STATED GOAL:
Transcribe the lines verbatim, starting at the first line and ending at the line containing "x-tick-label: 2 000 (661, 573, 695, 584)", with both included.

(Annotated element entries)
──────

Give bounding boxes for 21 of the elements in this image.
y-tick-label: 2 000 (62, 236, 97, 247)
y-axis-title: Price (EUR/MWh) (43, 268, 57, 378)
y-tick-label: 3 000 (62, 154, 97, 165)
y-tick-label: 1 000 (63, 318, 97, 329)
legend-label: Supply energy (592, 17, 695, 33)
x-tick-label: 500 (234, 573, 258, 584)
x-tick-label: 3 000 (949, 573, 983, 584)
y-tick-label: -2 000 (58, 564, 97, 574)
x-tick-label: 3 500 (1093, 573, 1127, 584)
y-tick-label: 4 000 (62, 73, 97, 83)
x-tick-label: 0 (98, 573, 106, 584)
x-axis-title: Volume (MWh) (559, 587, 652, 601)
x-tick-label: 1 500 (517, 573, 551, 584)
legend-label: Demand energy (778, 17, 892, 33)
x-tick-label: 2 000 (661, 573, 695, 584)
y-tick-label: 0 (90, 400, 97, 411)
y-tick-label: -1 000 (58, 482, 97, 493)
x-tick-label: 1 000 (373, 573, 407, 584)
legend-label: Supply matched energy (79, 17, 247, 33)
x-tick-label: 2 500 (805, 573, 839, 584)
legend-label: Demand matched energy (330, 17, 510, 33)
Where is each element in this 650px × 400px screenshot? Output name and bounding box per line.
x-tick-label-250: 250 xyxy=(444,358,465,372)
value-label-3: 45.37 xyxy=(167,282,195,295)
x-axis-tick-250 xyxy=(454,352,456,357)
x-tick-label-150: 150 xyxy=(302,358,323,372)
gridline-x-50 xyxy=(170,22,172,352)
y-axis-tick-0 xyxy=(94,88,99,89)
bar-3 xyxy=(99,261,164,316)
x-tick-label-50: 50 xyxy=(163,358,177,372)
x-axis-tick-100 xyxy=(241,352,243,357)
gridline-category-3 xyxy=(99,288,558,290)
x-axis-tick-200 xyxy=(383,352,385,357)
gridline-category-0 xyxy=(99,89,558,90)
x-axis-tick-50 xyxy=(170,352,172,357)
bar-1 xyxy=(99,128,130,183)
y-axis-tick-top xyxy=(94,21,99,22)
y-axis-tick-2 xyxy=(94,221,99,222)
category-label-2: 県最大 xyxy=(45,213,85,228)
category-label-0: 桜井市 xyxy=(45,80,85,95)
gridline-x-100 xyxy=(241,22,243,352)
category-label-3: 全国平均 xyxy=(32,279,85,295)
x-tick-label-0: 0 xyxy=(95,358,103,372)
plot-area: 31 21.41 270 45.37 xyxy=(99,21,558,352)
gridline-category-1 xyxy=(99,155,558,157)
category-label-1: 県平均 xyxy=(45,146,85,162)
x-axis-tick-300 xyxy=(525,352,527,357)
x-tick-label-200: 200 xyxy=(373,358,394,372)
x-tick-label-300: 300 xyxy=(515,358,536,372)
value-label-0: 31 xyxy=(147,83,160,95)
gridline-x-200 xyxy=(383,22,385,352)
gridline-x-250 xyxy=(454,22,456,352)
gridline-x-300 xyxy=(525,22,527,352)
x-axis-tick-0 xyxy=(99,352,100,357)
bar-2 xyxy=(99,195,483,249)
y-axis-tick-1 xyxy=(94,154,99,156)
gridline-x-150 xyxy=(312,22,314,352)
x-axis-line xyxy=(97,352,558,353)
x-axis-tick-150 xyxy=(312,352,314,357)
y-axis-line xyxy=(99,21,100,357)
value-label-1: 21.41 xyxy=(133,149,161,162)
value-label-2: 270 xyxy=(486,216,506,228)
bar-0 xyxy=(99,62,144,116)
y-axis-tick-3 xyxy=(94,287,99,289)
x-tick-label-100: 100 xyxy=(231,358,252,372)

──────

THE ANSWER:
Give bounding boxes for 21 of the elements in this image.
y-tick-label: 2 000 (62, 236, 97, 247)
y-axis-title: Price (EUR/MWh) (43, 268, 57, 378)
y-tick-label: 3 000 (62, 154, 97, 165)
y-tick-label: 1 000 (63, 318, 97, 329)
legend-label: Supply energy (592, 17, 695, 33)
x-tick-label: 500 (234, 573, 258, 584)
x-tick-label: 3 000 (949, 573, 983, 584)
y-tick-label: -2 000 (58, 564, 97, 574)
x-tick-label: 3 500 (1093, 573, 1127, 584)
y-tick-label: 4 000 (62, 73, 97, 83)
x-tick-label: 0 (98, 573, 106, 584)
x-axis-title: Volume (MWh) (559, 587, 652, 601)
x-tick-label: 1 500 (517, 573, 551, 584)
legend-label: Demand energy (778, 17, 892, 33)
x-tick-label: 2 000 (661, 573, 695, 584)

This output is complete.